** Begin Task data **

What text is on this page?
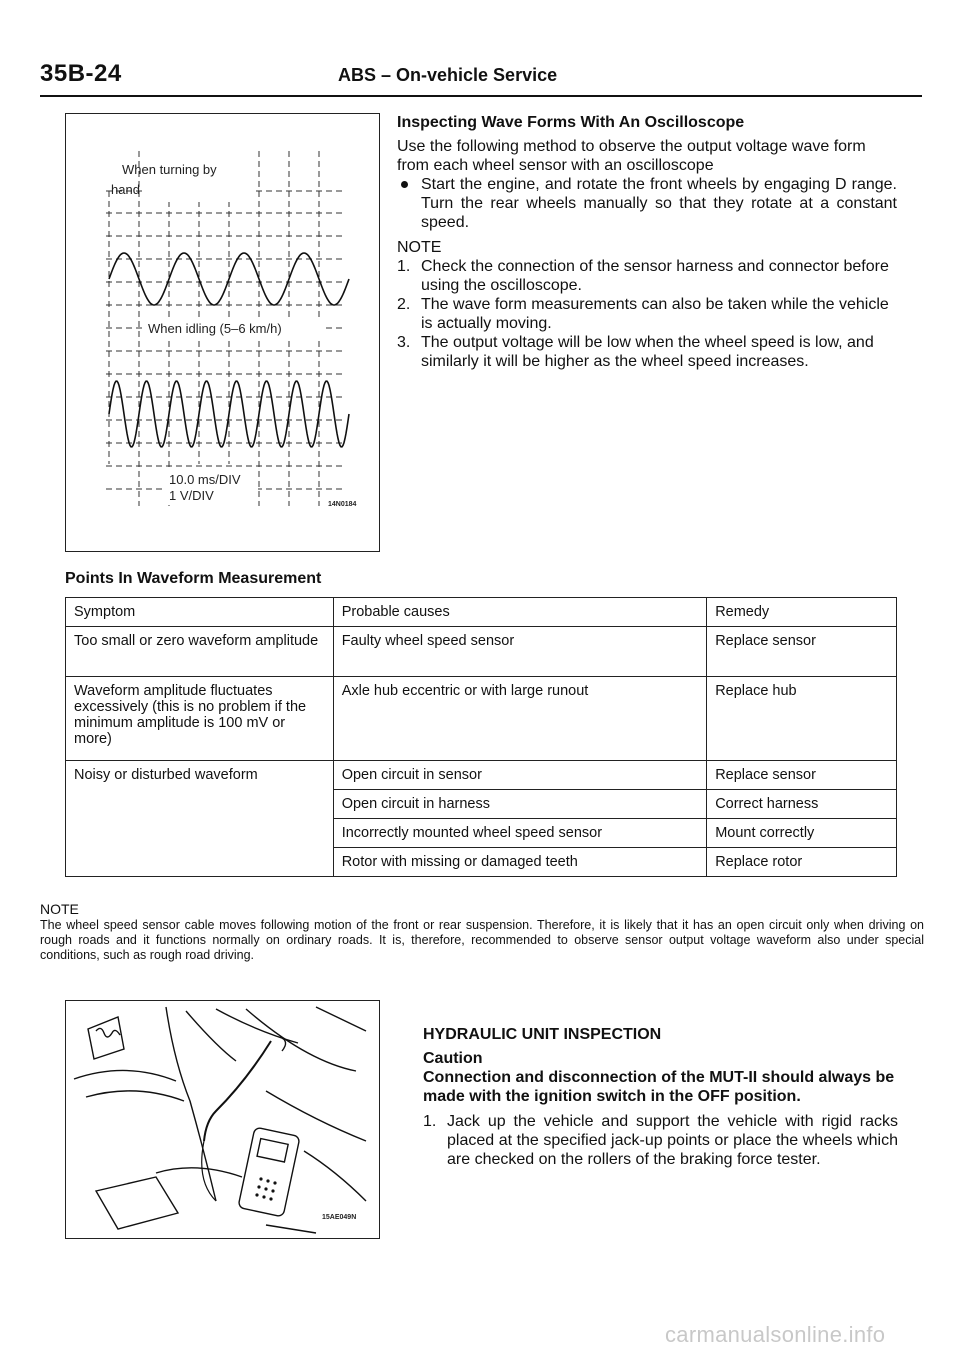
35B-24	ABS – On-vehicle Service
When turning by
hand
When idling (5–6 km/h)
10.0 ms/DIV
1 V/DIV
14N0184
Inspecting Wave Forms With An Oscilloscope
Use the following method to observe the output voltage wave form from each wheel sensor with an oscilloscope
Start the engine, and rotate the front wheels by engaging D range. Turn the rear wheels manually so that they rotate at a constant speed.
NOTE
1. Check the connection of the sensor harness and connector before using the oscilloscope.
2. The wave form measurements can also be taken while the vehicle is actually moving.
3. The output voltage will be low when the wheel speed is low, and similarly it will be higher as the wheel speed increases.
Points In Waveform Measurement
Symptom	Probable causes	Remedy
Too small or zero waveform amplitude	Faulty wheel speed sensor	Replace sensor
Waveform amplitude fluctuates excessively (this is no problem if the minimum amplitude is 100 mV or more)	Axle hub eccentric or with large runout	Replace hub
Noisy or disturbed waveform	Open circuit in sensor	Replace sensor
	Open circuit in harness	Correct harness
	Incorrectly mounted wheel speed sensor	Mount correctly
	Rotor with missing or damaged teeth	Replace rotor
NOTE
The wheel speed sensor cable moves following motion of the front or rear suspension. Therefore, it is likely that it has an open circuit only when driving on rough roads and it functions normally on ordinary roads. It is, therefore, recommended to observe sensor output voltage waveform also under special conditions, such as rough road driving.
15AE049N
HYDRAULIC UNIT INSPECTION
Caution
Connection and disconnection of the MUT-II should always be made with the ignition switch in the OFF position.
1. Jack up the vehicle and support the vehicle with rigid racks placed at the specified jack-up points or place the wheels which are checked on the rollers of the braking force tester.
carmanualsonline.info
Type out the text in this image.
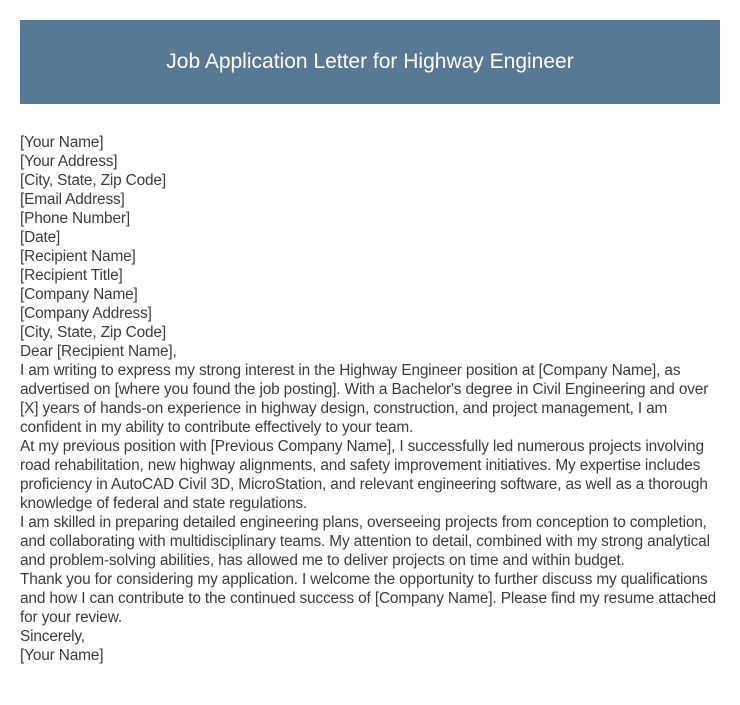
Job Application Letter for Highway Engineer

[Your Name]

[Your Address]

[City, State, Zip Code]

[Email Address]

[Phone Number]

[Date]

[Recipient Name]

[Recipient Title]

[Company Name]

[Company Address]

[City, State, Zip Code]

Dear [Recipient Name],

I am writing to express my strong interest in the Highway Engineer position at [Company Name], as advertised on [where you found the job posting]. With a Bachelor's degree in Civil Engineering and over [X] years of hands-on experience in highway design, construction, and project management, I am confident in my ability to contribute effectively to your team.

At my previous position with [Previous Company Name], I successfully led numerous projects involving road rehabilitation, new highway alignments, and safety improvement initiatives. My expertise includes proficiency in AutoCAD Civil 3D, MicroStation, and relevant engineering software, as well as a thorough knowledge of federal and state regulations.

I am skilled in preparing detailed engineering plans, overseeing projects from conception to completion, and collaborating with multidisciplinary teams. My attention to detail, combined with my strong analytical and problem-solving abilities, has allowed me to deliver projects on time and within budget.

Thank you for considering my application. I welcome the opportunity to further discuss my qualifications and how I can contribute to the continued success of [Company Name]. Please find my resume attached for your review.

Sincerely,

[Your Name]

** End Task data **
** Begin Task data **

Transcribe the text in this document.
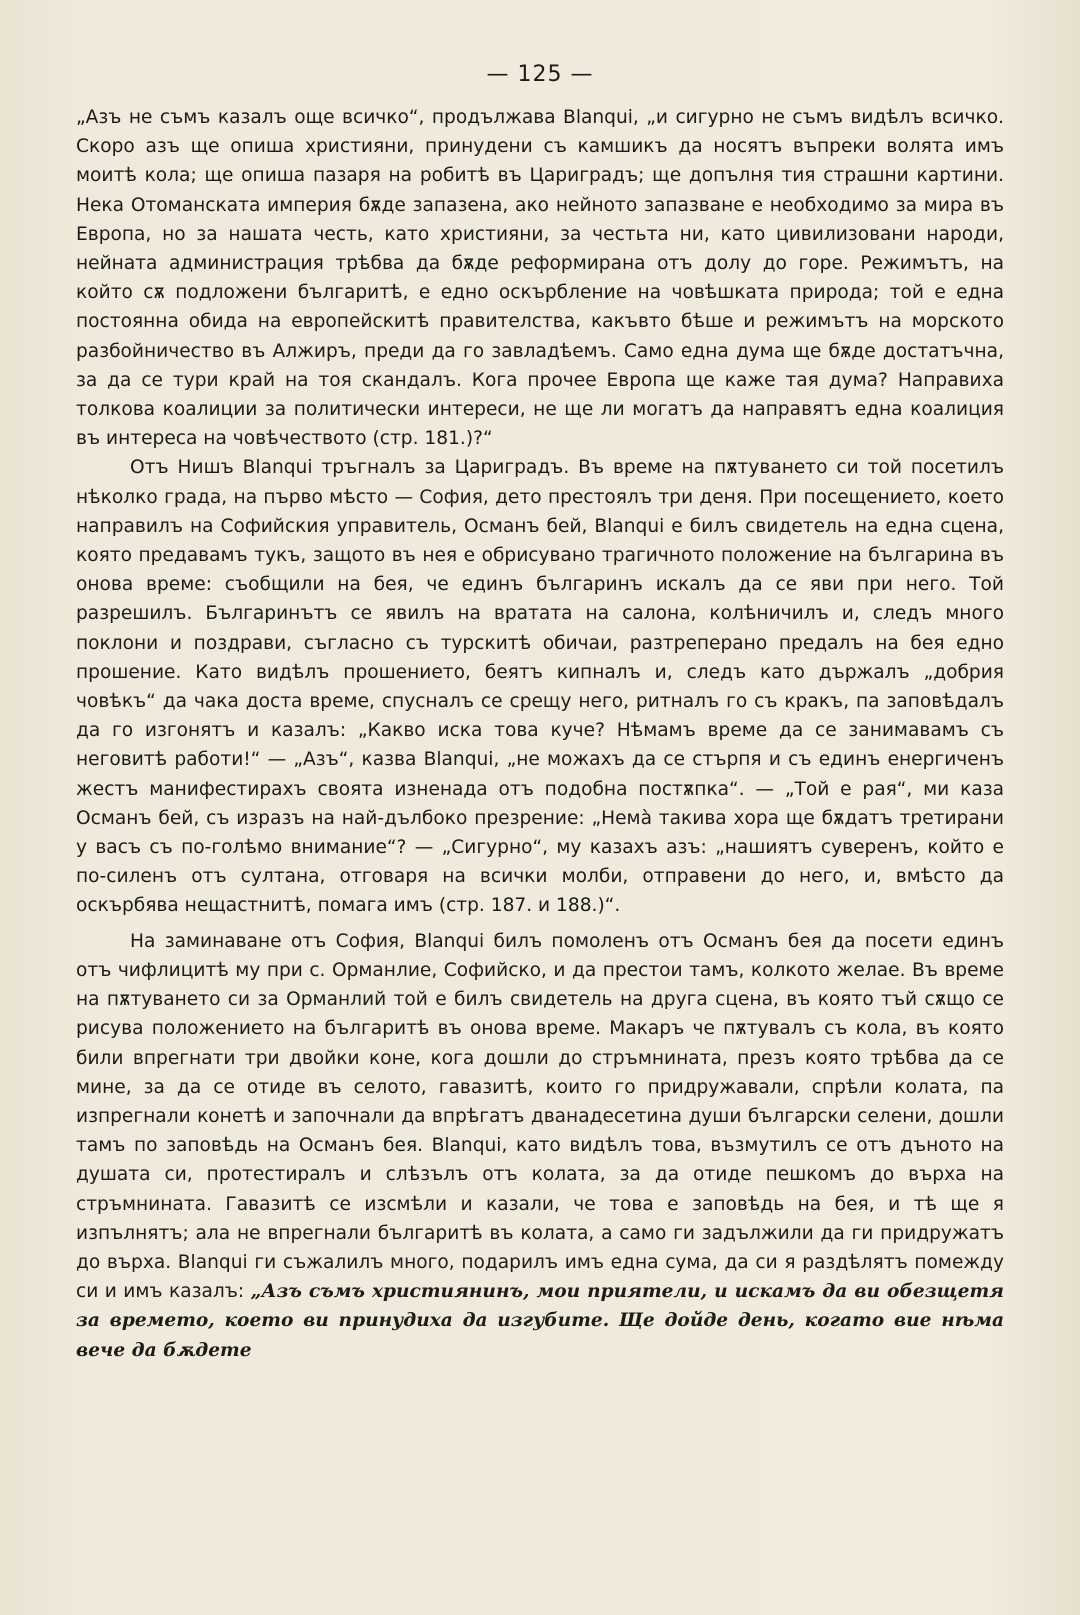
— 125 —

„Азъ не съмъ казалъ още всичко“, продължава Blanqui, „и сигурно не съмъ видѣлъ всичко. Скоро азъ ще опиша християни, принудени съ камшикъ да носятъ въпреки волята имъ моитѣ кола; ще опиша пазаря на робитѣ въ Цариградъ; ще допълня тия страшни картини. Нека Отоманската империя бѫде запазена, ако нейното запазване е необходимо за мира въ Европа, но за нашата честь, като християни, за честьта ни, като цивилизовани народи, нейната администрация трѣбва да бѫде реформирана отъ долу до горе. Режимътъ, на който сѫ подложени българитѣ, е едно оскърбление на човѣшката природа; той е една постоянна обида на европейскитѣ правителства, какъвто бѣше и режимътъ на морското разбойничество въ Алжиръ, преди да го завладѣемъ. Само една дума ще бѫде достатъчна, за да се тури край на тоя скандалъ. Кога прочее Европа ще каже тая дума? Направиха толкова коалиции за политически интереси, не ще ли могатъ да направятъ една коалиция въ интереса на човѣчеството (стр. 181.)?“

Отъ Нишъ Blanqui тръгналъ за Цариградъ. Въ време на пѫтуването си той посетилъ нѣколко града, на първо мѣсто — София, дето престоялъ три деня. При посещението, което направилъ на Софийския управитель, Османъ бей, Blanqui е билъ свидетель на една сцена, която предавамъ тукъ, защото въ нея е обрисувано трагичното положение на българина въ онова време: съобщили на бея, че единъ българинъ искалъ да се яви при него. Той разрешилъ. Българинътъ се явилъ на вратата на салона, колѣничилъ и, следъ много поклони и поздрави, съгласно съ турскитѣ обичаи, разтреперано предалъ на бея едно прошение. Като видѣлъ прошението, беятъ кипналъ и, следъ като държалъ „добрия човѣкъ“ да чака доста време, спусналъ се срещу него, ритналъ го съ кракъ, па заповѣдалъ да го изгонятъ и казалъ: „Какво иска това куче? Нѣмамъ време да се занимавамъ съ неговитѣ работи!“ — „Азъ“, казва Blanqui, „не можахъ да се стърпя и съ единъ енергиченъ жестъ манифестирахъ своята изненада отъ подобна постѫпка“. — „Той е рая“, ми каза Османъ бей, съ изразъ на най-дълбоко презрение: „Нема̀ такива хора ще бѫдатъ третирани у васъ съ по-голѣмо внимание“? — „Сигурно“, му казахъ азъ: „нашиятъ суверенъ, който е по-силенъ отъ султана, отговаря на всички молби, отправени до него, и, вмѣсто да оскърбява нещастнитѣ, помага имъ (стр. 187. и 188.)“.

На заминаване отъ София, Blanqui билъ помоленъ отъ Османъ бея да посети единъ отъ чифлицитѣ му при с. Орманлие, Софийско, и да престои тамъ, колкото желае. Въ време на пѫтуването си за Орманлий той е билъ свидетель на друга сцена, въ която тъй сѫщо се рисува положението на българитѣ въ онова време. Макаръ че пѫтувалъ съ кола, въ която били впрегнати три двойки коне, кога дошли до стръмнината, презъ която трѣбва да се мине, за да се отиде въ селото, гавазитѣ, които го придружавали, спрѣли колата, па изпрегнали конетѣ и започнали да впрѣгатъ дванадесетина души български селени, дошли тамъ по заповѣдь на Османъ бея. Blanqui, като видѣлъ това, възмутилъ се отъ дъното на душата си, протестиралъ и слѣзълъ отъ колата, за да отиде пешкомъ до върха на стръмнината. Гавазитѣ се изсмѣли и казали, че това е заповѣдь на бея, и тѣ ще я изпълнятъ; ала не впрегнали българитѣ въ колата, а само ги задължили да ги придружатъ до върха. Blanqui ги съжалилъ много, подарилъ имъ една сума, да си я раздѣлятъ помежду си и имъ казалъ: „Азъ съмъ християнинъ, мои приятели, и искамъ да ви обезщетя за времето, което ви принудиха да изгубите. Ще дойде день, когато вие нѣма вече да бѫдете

** End Task data **

**The task:**
Look through the material and copy each line that has "Recipient".

**Expected answer:**
[Recipient Name]
[Recipient Title]
Dear [Recipient Name],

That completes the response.